- _Problem_
Write out the full listing exactly as given, minus the images.

==== Items

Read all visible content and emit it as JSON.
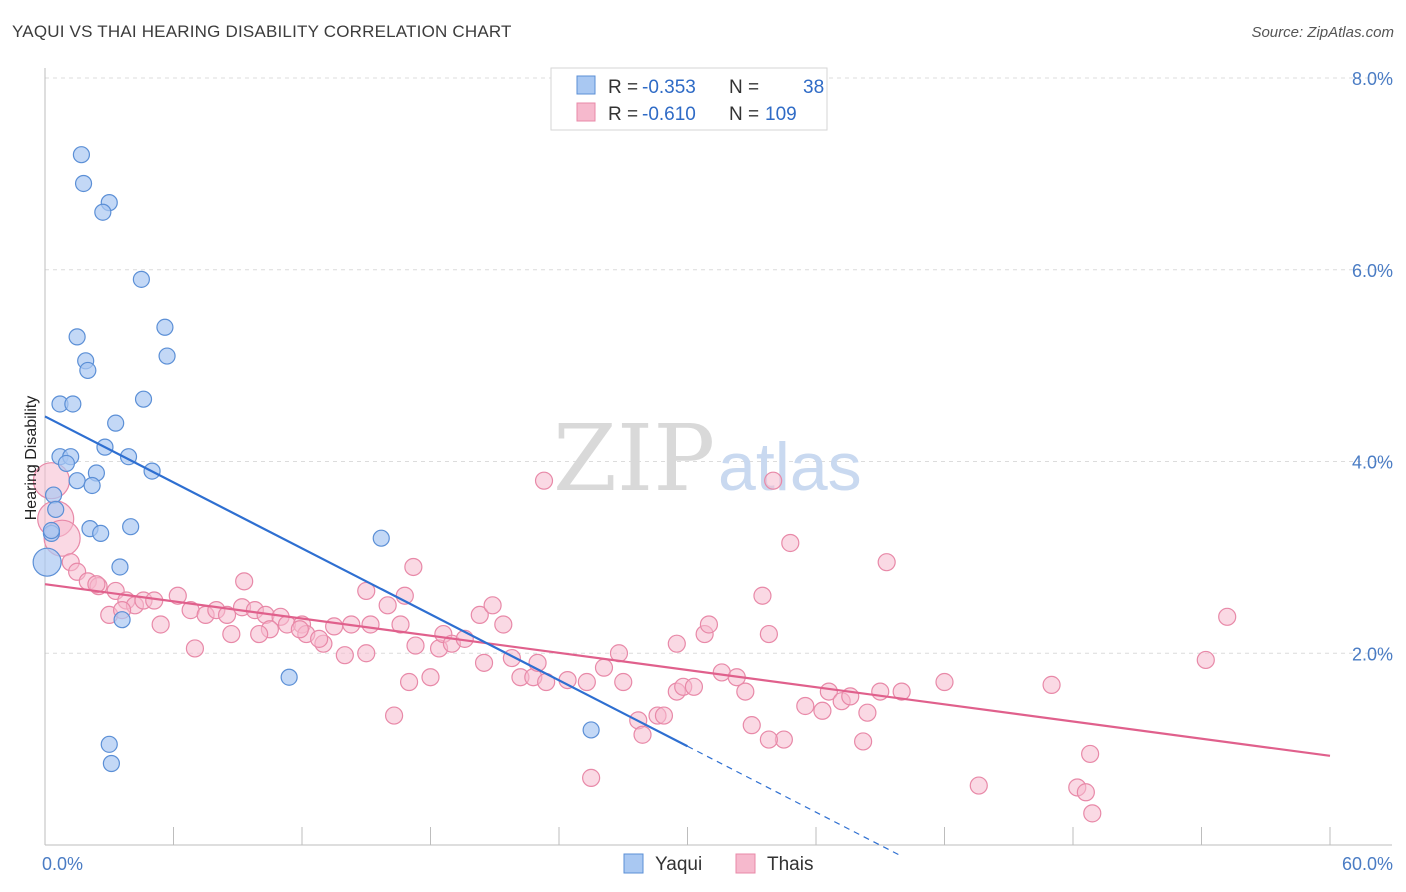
{
  "title": "YAQUI VS THAI HEARING DISABILITY CORRELATION CHART",
  "source": "Source: ZipAtlas.com",
  "watermark": {
    "zip": "ZIP",
    "atlas": "atlas"
  },
  "colors": {
    "yaqui_fill": "#a9c8f2",
    "yaqui_stroke": "#5b8fd6",
    "yaqui_line": "#2e6fd1",
    "thai_fill": "#f6b9cd",
    "thai_stroke": "#e889a8",
    "thai_line": "#e0608c",
    "grid": "#dcdcdc",
    "tick_text": "#4a7cc4"
  },
  "legend": {
    "rows": [
      {
        "r_label": "R = ",
        "r_value": "-0.353",
        "n_label": "N = ",
        "n_value": "38"
      },
      {
        "r_label": "R = ",
        "r_value": "-0.610",
        "n_label": "N = ",
        "n_value": "109"
      }
    ]
  },
  "chart_data": {
    "type": "scatter",
    "ylabel": "Hearing Disability",
    "xlim": [
      0,
      60
    ],
    "ylim": [
      0,
      8
    ],
    "x_tick_labels": [
      "0.0%",
      "60.0%"
    ],
    "y_ticks": [
      {
        "value": 2,
        "label": "2.0%"
      },
      {
        "value": 4,
        "label": "4.0%"
      },
      {
        "value": 6,
        "label": "6.0%"
      },
      {
        "value": 8,
        "label": "8.0%"
      }
    ],
    "grid": true,
    "series": [
      {
        "name": "Yaqui",
        "r": -0.353,
        "n": 38,
        "trend": {
          "x0": 0,
          "y0": 4.47,
          "x1": 30,
          "y1": 1.03,
          "dashed_to_x": 40
        },
        "points": [
          [
            1.7,
            7.2
          ],
          [
            1.8,
            6.9
          ],
          [
            3.0,
            6.7
          ],
          [
            2.7,
            6.6
          ],
          [
            4.5,
            5.9
          ],
          [
            5.6,
            5.4
          ],
          [
            1.5,
            5.3
          ],
          [
            5.7,
            5.1
          ],
          [
            1.9,
            5.05
          ],
          [
            2.0,
            4.95
          ],
          [
            4.6,
            4.65
          ],
          [
            0.7,
            4.6
          ],
          [
            1.3,
            4.6
          ],
          [
            3.3,
            4.4
          ],
          [
            2.8,
            4.15
          ],
          [
            0.7,
            4.05
          ],
          [
            1.2,
            4.05
          ],
          [
            3.9,
            4.05
          ],
          [
            1.0,
            3.98
          ],
          [
            5.0,
            3.9
          ],
          [
            2.4,
            3.88
          ],
          [
            1.5,
            3.8
          ],
          [
            2.2,
            3.75
          ],
          [
            0.4,
            3.65
          ],
          [
            0.5,
            3.5
          ],
          [
            4.0,
            3.32
          ],
          [
            2.1,
            3.3
          ],
          [
            0.3,
            3.25
          ],
          [
            2.6,
            3.25
          ],
          [
            15.7,
            3.2
          ],
          [
            3.5,
            2.9
          ],
          [
            0.1,
            2.95
          ],
          [
            3.6,
            2.35
          ],
          [
            11.4,
            1.75
          ],
          [
            25.5,
            1.2
          ],
          [
            3.0,
            1.05
          ],
          [
            3.1,
            0.85
          ],
          [
            0.3,
            3.28
          ]
        ]
      },
      {
        "name": "Thais",
        "r": -0.61,
        "n": 109,
        "trend": {
          "x0": 0,
          "y0": 2.72,
          "x1": 60,
          "y1": 0.93
        },
        "points": [
          [
            0.3,
            3.8
          ],
          [
            0.5,
            3.4
          ],
          [
            0.8,
            3.2
          ],
          [
            1.2,
            2.95
          ],
          [
            1.5,
            2.85
          ],
          [
            2.0,
            2.75
          ],
          [
            2.5,
            2.7
          ],
          [
            3.3,
            2.65
          ],
          [
            2.4,
            2.72
          ],
          [
            3.8,
            2.55
          ],
          [
            4.2,
            2.5
          ],
          [
            4.6,
            2.55
          ],
          [
            5.1,
            2.55
          ],
          [
            6.2,
            2.6
          ],
          [
            3.0,
            2.4
          ],
          [
            3.6,
            2.45
          ],
          [
            5.4,
            2.3
          ],
          [
            6.8,
            2.45
          ],
          [
            7.5,
            2.4
          ],
          [
            8.0,
            2.45
          ],
          [
            8.5,
            2.4
          ],
          [
            9.2,
            2.48
          ],
          [
            9.8,
            2.45
          ],
          [
            9.3,
            2.75
          ],
          [
            10.3,
            2.4
          ],
          [
            11.0,
            2.38
          ],
          [
            11.3,
            2.3
          ],
          [
            12.0,
            2.3
          ],
          [
            12.2,
            2.2
          ],
          [
            13.0,
            2.1
          ],
          [
            13.5,
            2.28
          ],
          [
            14.3,
            2.3
          ],
          [
            7.0,
            2.05
          ],
          [
            8.7,
            2.2
          ],
          [
            10.5,
            2.25
          ],
          [
            12.8,
            2.15
          ],
          [
            14.0,
            1.98
          ],
          [
            15.2,
            2.3
          ],
          [
            16.0,
            2.5
          ],
          [
            16.6,
            2.3
          ],
          [
            15.0,
            2.65
          ],
          [
            16.8,
            2.6
          ],
          [
            17.3,
            2.08
          ],
          [
            18.4,
            2.05
          ],
          [
            18.6,
            2.2
          ],
          [
            19.0,
            2.1
          ],
          [
            19.6,
            2.15
          ],
          [
            20.3,
            2.4
          ],
          [
            20.9,
            2.5
          ],
          [
            21.4,
            2.3
          ],
          [
            20.5,
            1.9
          ],
          [
            21.8,
            1.95
          ],
          [
            22.2,
            1.75
          ],
          [
            22.8,
            1.75
          ],
          [
            23.4,
            1.7
          ],
          [
            23.0,
            1.9
          ],
          [
            24.4,
            1.72
          ],
          [
            25.3,
            1.7
          ],
          [
            26.8,
            2.0
          ],
          [
            27.0,
            1.7
          ],
          [
            27.7,
            1.3
          ],
          [
            27.9,
            1.15
          ],
          [
            28.6,
            1.35
          ],
          [
            28.9,
            1.35
          ],
          [
            29.5,
            1.6
          ],
          [
            29.8,
            1.65
          ],
          [
            30.8,
            2.2
          ],
          [
            31.0,
            2.3
          ],
          [
            30.3,
            1.65
          ],
          [
            31.6,
            1.8
          ],
          [
            32.3,
            1.75
          ],
          [
            32.7,
            1.6
          ],
          [
            33.0,
            1.25
          ],
          [
            33.5,
            2.6
          ],
          [
            33.8,
            2.2
          ],
          [
            34.0,
            3.8
          ],
          [
            34.8,
            3.15
          ],
          [
            34.5,
            1.1
          ],
          [
            36.3,
            1.4
          ],
          [
            36.6,
            1.6
          ],
          [
            37.2,
            1.5
          ],
          [
            37.6,
            1.55
          ],
          [
            38.4,
            1.38
          ],
          [
            39.0,
            1.6
          ],
          [
            38.2,
            1.08
          ],
          [
            39.3,
            2.95
          ],
          [
            17.2,
            2.9
          ],
          [
            23.3,
            3.8
          ],
          [
            25.5,
            0.7
          ],
          [
            26.1,
            1.85
          ],
          [
            29.5,
            2.1
          ],
          [
            17.0,
            1.7
          ],
          [
            18.0,
            1.75
          ],
          [
            16.3,
            1.35
          ],
          [
            15.0,
            2.0
          ],
          [
            11.9,
            2.25
          ],
          [
            10.0,
            2.2
          ],
          [
            40.0,
            1.6
          ],
          [
            42.0,
            1.7
          ],
          [
            43.6,
            0.62
          ],
          [
            47.0,
            1.67
          ],
          [
            48.2,
            0.6
          ],
          [
            48.6,
            0.55
          ],
          [
            48.8,
            0.95
          ],
          [
            48.9,
            0.33
          ],
          [
            54.2,
            1.93
          ],
          [
            55.2,
            2.38
          ],
          [
            35.5,
            1.45
          ],
          [
            33.8,
            1.1
          ]
        ]
      }
    ]
  }
}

========

- _Final result_
Read all visible content and emit it as JSON.
{
  "title": "YAQUI VS THAI HEARING DISABILITY CORRELATION CHART",
  "source": "Source: ZipAtlas.com",
  "watermark": {
    "zip": "ZIP",
    "atlas": "atlas"
  },
  "colors": {
    "yaqui_fill": "#a9c8f2",
    "yaqui_stroke": "#5b8fd6",
    "yaqui_line": "#2e6fd1",
    "thai_fill": "#f6b9cd",
    "thai_stroke": "#e889a8",
    "thai_line": "#e0608c",
    "grid": "#dcdcdc",
    "tick_text": "#4a7cc4"
  },
  "legend": {
    "rows": [
      {
        "r_label": "R = ",
        "r_value": "-0.353",
        "n_label": "N = ",
        "n_value": "38"
      },
      {
        "r_label": "R = ",
        "r_value": "-0.610",
        "n_label": "N = ",
        "n_value": "109"
      }
    ]
  },
  "chart_data": {
    "type": "scatter",
    "ylabel": "Hearing Disability",
    "xlim": [
      0,
      60
    ],
    "ylim": [
      0,
      8
    ],
    "x_tick_labels": [
      "0.0%",
      "60.0%"
    ],
    "y_ticks": [
      {
        "value": 2,
        "label": "2.0%"
      },
      {
        "value": 4,
        "label": "4.0%"
      },
      {
        "value": 6,
        "label": "6.0%"
      },
      {
        "value": 8,
        "label": "8.0%"
      }
    ],
    "grid": true,
    "series": [
      {
        "name": "Yaqui",
        "r": -0.353,
        "n": 38,
        "trend": {
          "x0": 0,
          "y0": 4.47,
          "x1": 30,
          "y1": 1.03,
          "dashed_to_x": 40
        },
        "points": [
          [
            1.7,
            7.2
          ],
          [
            1.8,
            6.9
          ],
          [
            3.0,
            6.7
          ],
          [
            2.7,
            6.6
          ],
          [
            4.5,
            5.9
          ],
          [
            5.6,
            5.4
          ],
          [
            1.5,
            5.3
          ],
          [
            5.7,
            5.1
          ],
          [
            1.9,
            5.05
          ],
          [
            2.0,
            4.95
          ],
          [
            4.6,
            4.65
          ],
          [
            0.7,
            4.6
          ],
          [
            1.3,
            4.6
          ],
          [
            3.3,
            4.4
          ],
          [
            2.8,
            4.15
          ],
          [
            0.7,
            4.05
          ],
          [
            1.2,
            4.05
          ],
          [
            3.9,
            4.05
          ],
          [
            1.0,
            3.98
          ],
          [
            5.0,
            3.9
          ],
          [
            2.4,
            3.88
          ],
          [
            1.5,
            3.8
          ],
          [
            2.2,
            3.75
          ],
          [
            0.4,
            3.65
          ],
          [
            0.5,
            3.5
          ],
          [
            4.0,
            3.32
          ],
          [
            2.1,
            3.3
          ],
          [
            0.3,
            3.25
          ],
          [
            2.6,
            3.25
          ],
          [
            15.7,
            3.2
          ],
          [
            3.5,
            2.9
          ],
          [
            0.1,
            2.95
          ],
          [
            3.6,
            2.35
          ],
          [
            11.4,
            1.75
          ],
          [
            25.5,
            1.2
          ],
          [
            3.0,
            1.05
          ],
          [
            3.1,
            0.85
          ],
          [
            0.3,
            3.28
          ]
        ]
      },
      {
        "name": "Thais",
        "r": -0.61,
        "n": 109,
        "trend": {
          "x0": 0,
          "y0": 2.72,
          "x1": 60,
          "y1": 0.93
        },
        "points": [
          [
            0.3,
            3.8
          ],
          [
            0.5,
            3.4
          ],
          [
            0.8,
            3.2
          ],
          [
            1.2,
            2.95
          ],
          [
            1.5,
            2.85
          ],
          [
            2.0,
            2.75
          ],
          [
            2.5,
            2.7
          ],
          [
            3.3,
            2.65
          ],
          [
            2.4,
            2.72
          ],
          [
            3.8,
            2.55
          ],
          [
            4.2,
            2.5
          ],
          [
            4.6,
            2.55
          ],
          [
            5.1,
            2.55
          ],
          [
            6.2,
            2.6
          ],
          [
            3.0,
            2.4
          ],
          [
            3.6,
            2.45
          ],
          [
            5.4,
            2.3
          ],
          [
            6.8,
            2.45
          ],
          [
            7.5,
            2.4
          ],
          [
            8.0,
            2.45
          ],
          [
            8.5,
            2.4
          ],
          [
            9.2,
            2.48
          ],
          [
            9.8,
            2.45
          ],
          [
            9.3,
            2.75
          ],
          [
            10.3,
            2.4
          ],
          [
            11.0,
            2.38
          ],
          [
            11.3,
            2.3
          ],
          [
            12.0,
            2.3
          ],
          [
            12.2,
            2.2
          ],
          [
            13.0,
            2.1
          ],
          [
            13.5,
            2.28
          ],
          [
            14.3,
            2.3
          ],
          [
            7.0,
            2.05
          ],
          [
            8.7,
            2.2
          ],
          [
            10.5,
            2.25
          ],
          [
            12.8,
            2.15
          ],
          [
            14.0,
            1.98
          ],
          [
            15.2,
            2.3
          ],
          [
            16.0,
            2.5
          ],
          [
            16.6,
            2.3
          ],
          [
            15.0,
            2.65
          ],
          [
            16.8,
            2.6
          ],
          [
            17.3,
            2.08
          ],
          [
            18.4,
            2.05
          ],
          [
            18.6,
            2.2
          ],
          [
            19.0,
            2.1
          ],
          [
            19.6,
            2.15
          ],
          [
            20.3,
            2.4
          ],
          [
            20.9,
            2.5
          ],
          [
            21.4,
            2.3
          ],
          [
            20.5,
            1.9
          ],
          [
            21.8,
            1.95
          ],
          [
            22.2,
            1.75
          ],
          [
            22.8,
            1.75
          ],
          [
            23.4,
            1.7
          ],
          [
            23.0,
            1.9
          ],
          [
            24.4,
            1.72
          ],
          [
            25.3,
            1.7
          ],
          [
            26.8,
            2.0
          ],
          [
            27.0,
            1.7
          ],
          [
            27.7,
            1.3
          ],
          [
            27.9,
            1.15
          ],
          [
            28.6,
            1.35
          ],
          [
            28.9,
            1.35
          ],
          [
            29.5,
            1.6
          ],
          [
            29.8,
            1.65
          ],
          [
            30.8,
            2.2
          ],
          [
            31.0,
            2.3
          ],
          [
            30.3,
            1.65
          ],
          [
            31.6,
            1.8
          ],
          [
            32.3,
            1.75
          ],
          [
            32.7,
            1.6
          ],
          [
            33.0,
            1.25
          ],
          [
            33.5,
            2.6
          ],
          [
            33.8,
            2.2
          ],
          [
            34.0,
            3.8
          ],
          [
            34.8,
            3.15
          ],
          [
            34.5,
            1.1
          ],
          [
            36.3,
            1.4
          ],
          [
            36.6,
            1.6
          ],
          [
            37.2,
            1.5
          ],
          [
            37.6,
            1.55
          ],
          [
            38.4,
            1.38
          ],
          [
            39.0,
            1.6
          ],
          [
            38.2,
            1.08
          ],
          [
            39.3,
            2.95
          ],
          [
            17.2,
            2.9
          ],
          [
            23.3,
            3.8
          ],
          [
            25.5,
            0.7
          ],
          [
            26.1,
            1.85
          ],
          [
            29.5,
            2.1
          ],
          [
            17.0,
            1.7
          ],
          [
            18.0,
            1.75
          ],
          [
            16.3,
            1.35
          ],
          [
            15.0,
            2.0
          ],
          [
            11.9,
            2.25
          ],
          [
            10.0,
            2.2
          ],
          [
            40.0,
            1.6
          ],
          [
            42.0,
            1.7
          ],
          [
            43.6,
            0.62
          ],
          [
            47.0,
            1.67
          ],
          [
            48.2,
            0.6
          ],
          [
            48.6,
            0.55
          ],
          [
            48.8,
            0.95
          ],
          [
            48.9,
            0.33
          ],
          [
            54.2,
            1.93
          ],
          [
            55.2,
            2.38
          ],
          [
            35.5,
            1.45
          ],
          [
            33.8,
            1.1
          ]
        ]
      }
    ]
  }
}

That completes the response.